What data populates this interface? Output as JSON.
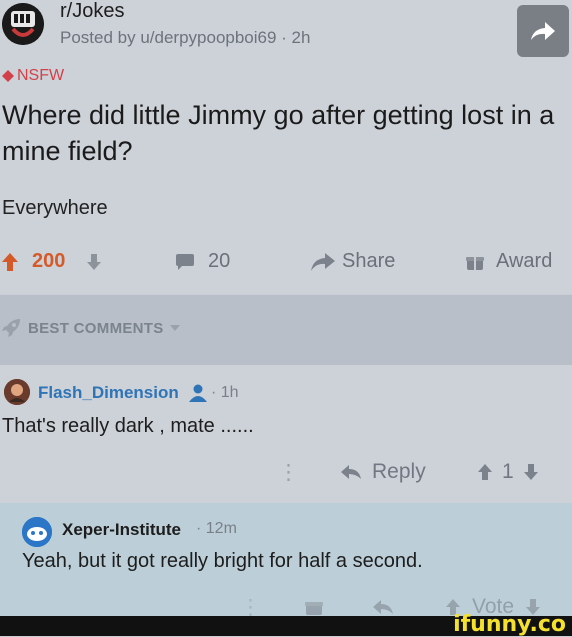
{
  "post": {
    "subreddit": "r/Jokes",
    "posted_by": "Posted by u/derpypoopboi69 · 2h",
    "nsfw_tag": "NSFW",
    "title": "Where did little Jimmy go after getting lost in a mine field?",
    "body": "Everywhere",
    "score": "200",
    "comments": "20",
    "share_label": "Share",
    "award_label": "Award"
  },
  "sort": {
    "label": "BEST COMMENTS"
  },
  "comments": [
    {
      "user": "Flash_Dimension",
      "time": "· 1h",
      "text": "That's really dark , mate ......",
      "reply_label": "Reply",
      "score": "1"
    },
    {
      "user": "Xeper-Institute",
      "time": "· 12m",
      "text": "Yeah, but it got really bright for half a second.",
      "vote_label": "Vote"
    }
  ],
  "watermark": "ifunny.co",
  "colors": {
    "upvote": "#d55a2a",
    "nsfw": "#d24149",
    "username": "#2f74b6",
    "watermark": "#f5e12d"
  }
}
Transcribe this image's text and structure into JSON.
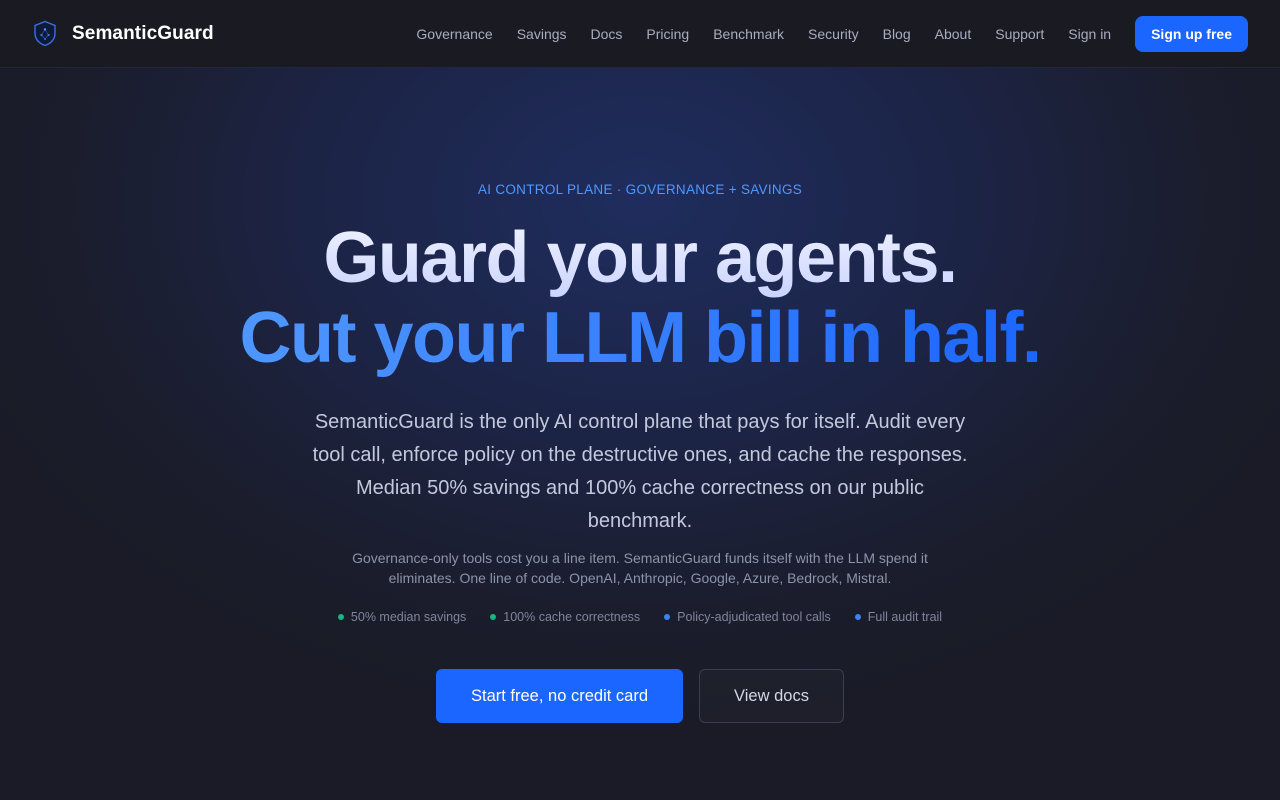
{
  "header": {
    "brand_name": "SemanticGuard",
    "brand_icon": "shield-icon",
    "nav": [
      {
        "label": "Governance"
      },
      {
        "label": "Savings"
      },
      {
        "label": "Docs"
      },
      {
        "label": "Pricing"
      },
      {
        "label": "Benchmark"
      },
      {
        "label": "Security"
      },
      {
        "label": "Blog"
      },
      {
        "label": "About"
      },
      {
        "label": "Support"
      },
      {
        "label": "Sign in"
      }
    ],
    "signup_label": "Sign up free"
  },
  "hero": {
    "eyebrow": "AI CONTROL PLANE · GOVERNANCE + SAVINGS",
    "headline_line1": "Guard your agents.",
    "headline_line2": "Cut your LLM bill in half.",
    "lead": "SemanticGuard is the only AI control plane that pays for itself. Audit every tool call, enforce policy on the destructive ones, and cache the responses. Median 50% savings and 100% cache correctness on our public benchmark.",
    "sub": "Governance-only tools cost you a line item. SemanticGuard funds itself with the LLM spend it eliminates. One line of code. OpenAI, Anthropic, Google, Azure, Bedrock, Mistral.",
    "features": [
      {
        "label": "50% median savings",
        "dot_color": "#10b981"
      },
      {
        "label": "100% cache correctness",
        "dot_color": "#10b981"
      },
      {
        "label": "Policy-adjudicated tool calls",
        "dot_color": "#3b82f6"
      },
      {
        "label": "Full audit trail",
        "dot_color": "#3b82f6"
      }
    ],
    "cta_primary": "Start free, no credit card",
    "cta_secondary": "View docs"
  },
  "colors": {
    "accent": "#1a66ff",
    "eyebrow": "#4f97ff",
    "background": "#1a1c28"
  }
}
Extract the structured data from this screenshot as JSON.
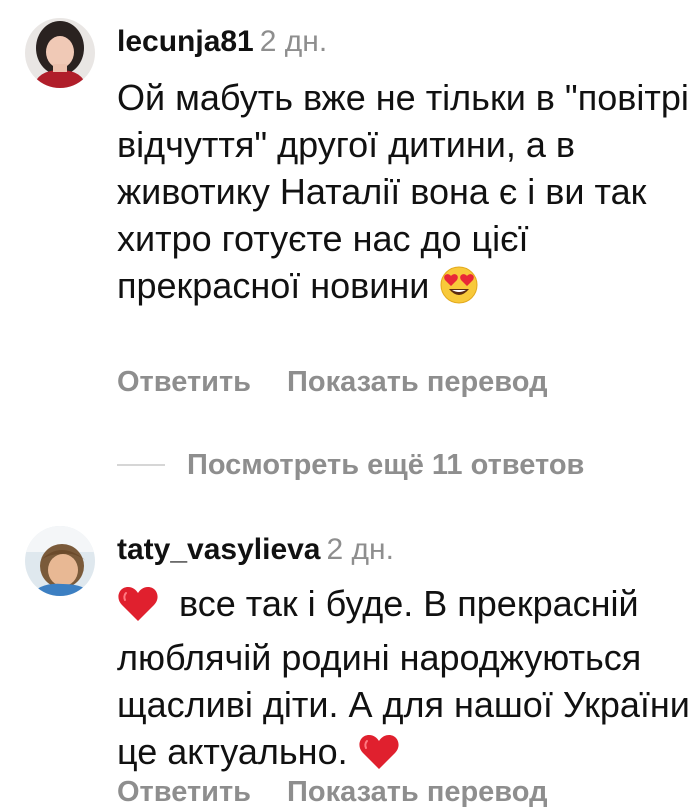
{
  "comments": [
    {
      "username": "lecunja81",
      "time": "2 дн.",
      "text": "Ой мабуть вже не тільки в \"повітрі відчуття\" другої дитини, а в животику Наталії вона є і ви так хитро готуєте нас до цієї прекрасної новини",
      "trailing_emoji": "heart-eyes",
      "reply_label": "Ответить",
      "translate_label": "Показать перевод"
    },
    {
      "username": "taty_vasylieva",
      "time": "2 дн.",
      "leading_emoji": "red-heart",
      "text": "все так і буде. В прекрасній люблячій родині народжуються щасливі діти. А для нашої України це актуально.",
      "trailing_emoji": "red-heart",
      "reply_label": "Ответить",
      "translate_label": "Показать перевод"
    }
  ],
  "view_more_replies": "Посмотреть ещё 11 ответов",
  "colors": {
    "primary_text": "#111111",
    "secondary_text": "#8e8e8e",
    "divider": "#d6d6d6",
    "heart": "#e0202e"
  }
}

= = =

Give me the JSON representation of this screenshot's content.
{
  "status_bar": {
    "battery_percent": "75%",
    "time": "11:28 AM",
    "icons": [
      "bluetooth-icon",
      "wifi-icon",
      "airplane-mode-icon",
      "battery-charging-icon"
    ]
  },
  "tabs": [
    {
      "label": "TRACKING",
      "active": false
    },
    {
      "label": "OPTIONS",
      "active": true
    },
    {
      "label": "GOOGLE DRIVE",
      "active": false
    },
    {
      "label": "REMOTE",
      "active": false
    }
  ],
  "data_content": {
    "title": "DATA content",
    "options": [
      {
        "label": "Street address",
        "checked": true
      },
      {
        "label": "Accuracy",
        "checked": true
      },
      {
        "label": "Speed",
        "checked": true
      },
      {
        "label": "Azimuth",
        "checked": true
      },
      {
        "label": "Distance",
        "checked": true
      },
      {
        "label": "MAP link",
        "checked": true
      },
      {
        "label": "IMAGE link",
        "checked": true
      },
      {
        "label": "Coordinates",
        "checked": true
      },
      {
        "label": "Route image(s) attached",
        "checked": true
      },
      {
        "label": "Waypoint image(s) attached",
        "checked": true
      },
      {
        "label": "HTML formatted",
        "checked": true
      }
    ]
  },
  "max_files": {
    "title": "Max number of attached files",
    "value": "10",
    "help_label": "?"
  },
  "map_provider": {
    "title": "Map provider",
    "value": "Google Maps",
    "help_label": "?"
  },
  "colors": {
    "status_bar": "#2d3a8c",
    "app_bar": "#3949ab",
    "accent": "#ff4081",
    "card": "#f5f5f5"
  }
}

= = =

**Aim of the exercise**
Search the records above for the string "card". Copy every line that contains it.

**Solution for this exercise**
    "cta_primary": "Start free, no credit card",
    "card": "#f5f5f5"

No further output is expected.